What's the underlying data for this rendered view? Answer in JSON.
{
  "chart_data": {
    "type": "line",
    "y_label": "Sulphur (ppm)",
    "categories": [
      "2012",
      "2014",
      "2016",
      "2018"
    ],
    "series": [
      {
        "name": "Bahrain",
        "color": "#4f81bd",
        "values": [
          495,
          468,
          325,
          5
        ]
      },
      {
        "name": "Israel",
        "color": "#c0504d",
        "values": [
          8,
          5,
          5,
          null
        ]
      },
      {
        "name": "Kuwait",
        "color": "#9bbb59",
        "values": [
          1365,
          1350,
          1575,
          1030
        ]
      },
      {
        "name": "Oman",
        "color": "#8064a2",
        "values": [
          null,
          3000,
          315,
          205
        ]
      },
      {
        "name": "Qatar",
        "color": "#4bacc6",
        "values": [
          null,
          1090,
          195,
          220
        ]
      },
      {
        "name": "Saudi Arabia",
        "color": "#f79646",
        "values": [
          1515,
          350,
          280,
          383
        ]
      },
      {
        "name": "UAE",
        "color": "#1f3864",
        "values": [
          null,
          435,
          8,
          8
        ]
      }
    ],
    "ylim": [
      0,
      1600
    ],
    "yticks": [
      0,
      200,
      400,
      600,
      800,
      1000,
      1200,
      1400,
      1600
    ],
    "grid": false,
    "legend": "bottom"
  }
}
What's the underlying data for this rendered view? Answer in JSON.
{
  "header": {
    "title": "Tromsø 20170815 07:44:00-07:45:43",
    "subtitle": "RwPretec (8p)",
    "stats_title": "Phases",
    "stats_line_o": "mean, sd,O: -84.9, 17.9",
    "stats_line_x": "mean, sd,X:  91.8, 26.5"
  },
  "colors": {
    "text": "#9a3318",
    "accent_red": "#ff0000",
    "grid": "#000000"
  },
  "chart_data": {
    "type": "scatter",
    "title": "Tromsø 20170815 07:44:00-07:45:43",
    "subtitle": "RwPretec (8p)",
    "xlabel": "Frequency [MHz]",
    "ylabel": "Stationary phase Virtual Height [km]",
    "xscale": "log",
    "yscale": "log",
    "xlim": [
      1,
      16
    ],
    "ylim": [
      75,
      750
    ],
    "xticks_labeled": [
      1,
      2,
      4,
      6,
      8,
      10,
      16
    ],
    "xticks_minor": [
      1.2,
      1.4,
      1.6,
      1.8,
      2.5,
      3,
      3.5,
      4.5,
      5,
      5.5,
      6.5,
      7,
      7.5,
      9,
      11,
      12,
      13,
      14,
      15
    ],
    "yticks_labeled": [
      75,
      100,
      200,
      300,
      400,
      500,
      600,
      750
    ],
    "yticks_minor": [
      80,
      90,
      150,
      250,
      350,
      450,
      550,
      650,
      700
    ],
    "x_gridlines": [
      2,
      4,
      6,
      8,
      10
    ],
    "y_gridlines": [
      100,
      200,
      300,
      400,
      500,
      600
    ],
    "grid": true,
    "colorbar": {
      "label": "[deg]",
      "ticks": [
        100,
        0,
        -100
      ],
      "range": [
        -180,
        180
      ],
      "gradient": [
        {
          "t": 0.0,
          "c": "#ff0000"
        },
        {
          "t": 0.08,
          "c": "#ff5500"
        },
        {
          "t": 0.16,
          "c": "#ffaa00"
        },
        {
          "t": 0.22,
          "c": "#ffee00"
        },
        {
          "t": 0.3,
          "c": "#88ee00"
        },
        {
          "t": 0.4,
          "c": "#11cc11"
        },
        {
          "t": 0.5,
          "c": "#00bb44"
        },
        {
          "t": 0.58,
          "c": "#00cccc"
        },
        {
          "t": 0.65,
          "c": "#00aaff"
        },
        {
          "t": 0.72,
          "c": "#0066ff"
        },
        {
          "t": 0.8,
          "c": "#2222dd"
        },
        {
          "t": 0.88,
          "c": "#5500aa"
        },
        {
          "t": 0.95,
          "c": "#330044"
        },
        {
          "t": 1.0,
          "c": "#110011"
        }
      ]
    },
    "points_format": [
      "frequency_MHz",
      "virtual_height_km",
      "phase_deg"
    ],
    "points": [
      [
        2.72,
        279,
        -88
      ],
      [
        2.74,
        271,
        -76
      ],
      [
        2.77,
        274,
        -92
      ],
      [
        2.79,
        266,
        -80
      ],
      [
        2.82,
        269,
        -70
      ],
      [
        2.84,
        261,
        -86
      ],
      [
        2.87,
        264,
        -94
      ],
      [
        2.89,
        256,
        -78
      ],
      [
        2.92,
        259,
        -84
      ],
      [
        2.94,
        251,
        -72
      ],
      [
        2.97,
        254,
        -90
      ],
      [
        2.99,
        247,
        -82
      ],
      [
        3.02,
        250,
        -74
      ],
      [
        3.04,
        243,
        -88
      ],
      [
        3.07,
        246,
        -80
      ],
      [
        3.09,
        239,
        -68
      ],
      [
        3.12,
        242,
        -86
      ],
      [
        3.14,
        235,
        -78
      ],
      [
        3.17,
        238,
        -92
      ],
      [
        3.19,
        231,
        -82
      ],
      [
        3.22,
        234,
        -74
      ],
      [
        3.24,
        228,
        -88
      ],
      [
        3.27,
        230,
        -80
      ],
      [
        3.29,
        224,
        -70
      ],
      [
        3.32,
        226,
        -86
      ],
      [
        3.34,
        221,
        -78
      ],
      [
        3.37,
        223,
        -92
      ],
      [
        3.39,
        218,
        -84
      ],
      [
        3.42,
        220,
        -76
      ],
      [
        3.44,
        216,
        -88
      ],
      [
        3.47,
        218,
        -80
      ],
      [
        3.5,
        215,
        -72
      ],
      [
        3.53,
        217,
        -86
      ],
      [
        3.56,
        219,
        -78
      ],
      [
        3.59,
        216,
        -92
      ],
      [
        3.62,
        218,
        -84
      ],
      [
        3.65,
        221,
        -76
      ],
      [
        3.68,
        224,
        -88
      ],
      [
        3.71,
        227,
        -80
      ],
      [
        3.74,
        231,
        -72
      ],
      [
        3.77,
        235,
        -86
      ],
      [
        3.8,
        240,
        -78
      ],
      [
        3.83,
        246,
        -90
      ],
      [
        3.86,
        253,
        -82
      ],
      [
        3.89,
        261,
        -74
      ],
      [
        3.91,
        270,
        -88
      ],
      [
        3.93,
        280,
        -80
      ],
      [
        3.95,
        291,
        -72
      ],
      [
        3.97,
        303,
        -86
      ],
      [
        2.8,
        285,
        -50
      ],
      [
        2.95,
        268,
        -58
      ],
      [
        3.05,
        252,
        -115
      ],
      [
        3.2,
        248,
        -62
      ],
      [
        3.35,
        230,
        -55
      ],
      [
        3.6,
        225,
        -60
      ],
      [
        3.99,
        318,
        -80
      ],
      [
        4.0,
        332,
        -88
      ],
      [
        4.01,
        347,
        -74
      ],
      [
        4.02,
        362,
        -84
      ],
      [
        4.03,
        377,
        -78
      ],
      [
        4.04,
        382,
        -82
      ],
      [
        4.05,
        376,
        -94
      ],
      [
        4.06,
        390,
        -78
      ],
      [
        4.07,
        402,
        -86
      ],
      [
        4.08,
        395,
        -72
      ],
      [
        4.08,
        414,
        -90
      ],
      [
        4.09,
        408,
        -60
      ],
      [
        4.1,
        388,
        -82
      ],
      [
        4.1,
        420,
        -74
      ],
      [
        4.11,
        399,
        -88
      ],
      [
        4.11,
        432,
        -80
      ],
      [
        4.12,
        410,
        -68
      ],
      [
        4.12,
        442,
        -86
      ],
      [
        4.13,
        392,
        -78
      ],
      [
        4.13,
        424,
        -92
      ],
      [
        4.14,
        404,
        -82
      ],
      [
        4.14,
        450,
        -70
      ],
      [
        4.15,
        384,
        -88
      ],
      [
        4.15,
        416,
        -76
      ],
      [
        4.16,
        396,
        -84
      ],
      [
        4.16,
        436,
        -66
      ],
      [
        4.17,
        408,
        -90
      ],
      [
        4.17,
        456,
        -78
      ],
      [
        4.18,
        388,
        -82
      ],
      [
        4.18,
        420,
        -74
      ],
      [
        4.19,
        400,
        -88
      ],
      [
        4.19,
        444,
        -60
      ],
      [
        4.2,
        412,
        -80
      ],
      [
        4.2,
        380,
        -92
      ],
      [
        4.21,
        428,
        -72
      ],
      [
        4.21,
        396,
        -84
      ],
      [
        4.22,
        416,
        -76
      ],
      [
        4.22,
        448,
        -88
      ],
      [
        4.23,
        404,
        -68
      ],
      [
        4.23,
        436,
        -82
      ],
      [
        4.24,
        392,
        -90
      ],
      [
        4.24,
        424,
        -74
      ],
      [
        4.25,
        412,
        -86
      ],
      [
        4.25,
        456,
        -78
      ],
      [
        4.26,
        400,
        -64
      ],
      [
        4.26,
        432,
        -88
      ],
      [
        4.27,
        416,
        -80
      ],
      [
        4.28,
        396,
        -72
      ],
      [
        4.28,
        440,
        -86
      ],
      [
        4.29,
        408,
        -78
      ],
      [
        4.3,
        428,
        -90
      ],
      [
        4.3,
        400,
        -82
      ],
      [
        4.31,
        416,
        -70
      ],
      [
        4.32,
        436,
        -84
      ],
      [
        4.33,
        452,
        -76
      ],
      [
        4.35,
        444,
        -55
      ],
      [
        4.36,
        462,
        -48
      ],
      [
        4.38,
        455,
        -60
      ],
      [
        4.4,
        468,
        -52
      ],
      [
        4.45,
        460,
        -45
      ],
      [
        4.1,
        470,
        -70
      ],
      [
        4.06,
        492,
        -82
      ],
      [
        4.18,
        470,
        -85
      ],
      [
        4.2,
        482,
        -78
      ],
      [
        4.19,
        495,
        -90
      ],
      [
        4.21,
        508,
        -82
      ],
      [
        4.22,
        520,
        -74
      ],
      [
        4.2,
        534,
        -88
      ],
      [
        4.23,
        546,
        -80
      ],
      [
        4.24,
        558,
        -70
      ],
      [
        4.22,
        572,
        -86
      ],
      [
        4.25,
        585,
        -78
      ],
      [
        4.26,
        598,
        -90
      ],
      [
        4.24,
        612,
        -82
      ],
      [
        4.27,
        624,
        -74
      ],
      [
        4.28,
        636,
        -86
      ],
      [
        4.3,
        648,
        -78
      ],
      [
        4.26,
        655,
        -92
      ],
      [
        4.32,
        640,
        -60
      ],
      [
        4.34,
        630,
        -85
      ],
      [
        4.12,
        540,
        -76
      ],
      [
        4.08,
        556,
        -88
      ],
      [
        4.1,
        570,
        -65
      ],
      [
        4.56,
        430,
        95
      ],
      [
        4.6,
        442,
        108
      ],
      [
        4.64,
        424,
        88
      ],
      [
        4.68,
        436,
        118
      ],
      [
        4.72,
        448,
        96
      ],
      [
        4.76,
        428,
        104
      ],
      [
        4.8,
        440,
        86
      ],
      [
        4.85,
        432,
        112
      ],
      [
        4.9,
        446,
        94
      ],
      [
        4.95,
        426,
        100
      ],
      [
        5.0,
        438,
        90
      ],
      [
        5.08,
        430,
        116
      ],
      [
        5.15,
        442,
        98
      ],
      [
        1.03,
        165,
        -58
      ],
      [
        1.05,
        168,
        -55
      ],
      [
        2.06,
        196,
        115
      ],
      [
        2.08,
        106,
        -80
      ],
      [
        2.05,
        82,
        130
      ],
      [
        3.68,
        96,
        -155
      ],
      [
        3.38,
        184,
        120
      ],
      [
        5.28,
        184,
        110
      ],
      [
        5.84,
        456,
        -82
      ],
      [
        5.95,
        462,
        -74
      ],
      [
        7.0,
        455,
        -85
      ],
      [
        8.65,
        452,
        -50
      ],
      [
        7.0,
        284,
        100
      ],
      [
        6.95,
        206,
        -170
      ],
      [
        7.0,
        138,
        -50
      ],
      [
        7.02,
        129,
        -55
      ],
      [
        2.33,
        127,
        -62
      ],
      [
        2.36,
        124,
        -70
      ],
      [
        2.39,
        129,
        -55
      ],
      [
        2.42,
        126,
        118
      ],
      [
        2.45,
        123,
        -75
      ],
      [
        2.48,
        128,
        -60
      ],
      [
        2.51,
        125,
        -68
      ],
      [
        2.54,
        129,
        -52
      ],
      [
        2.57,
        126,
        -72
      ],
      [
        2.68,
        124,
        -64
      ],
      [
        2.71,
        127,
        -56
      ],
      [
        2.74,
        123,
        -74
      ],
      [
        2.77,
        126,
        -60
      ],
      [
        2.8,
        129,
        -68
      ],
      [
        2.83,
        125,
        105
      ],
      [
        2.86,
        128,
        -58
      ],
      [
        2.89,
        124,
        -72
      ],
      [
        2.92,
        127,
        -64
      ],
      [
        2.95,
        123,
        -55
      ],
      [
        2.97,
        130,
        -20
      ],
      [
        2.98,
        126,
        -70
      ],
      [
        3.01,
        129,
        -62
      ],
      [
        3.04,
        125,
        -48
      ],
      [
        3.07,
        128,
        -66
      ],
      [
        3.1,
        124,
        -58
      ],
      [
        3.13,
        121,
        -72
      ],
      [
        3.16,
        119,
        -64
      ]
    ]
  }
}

☆ ☆ ☆

=== THE REQUEST ===
Read the data above and pull out each line that holds the string "name".

=== FULL OUTPUT ===
        "name": "Bahrain",
        "name": "Israel",
        "name": "Kuwait",
        "name": "Oman",
        "name": "Qatar",
        "name": "Saudi Arabia",
        "name": "UAE",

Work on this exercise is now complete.